**Extracted material:**
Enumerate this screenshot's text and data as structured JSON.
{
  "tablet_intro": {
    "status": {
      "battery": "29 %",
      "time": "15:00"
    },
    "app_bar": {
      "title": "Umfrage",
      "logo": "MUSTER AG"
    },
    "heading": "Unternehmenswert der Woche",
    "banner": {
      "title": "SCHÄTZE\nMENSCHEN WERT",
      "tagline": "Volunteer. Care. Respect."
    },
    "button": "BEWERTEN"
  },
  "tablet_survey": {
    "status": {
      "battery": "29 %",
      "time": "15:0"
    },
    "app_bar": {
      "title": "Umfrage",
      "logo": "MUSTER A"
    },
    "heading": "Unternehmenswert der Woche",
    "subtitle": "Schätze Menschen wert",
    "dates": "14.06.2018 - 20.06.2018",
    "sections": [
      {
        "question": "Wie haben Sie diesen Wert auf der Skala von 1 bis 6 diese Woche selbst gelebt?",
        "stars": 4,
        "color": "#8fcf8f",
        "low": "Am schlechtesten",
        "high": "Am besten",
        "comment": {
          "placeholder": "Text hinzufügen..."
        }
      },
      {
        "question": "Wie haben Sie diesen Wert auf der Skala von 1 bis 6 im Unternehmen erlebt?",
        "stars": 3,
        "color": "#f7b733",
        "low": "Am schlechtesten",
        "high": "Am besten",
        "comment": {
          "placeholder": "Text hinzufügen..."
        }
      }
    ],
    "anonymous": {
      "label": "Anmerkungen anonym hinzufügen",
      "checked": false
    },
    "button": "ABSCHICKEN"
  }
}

**Exercise description:** Reproduce the entries above in full, verbatim.

**Exercise output:**
Enumerate this screenshot's text and data as structured JSON.
{
  "tablet_intro": {
    "status": {
      "battery": "29 %",
      "time": "15:00"
    },
    "app_bar": {
      "title": "Umfrage",
      "logo": "MUSTER AG"
    },
    "heading": "Unternehmenswert der Woche",
    "banner": {
      "title": "SCHÄTZE\nMENSCHEN WERT",
      "tagline": "Volunteer. Care. Respect."
    },
    "button": "BEWERTEN"
  },
  "tablet_survey": {
    "status": {
      "battery": "29 %",
      "time": "15:0"
    },
    "app_bar": {
      "title": "Umfrage",
      "logo": "MUSTER A"
    },
    "heading": "Unternehmenswert der Woche",
    "subtitle": "Schätze Menschen wert",
    "dates": "14.06.2018 - 20.06.2018",
    "sections": [
      {
        "question": "Wie haben Sie diesen Wert auf der Skala von 1 bis 6 diese Woche selbst gelebt?",
        "stars": 4,
        "color": "#8fcf8f",
        "low": "Am schlechtesten",
        "high": "Am besten",
        "comment": {
          "placeholder": "Text hinzufügen..."
        }
      },
      {
        "question": "Wie haben Sie diesen Wert auf der Skala von 1 bis 6 im Unternehmen erlebt?",
        "stars": 3,
        "color": "#f7b733",
        "low": "Am schlechtesten",
        "high": "Am besten",
        "comment": {
          "placeholder": "Text hinzufügen..."
        }
      }
    ],
    "anonymous": {
      "label": "Anmerkungen anonym hinzufügen",
      "checked": false
    },
    "button": "ABSCHICKEN"
  }
}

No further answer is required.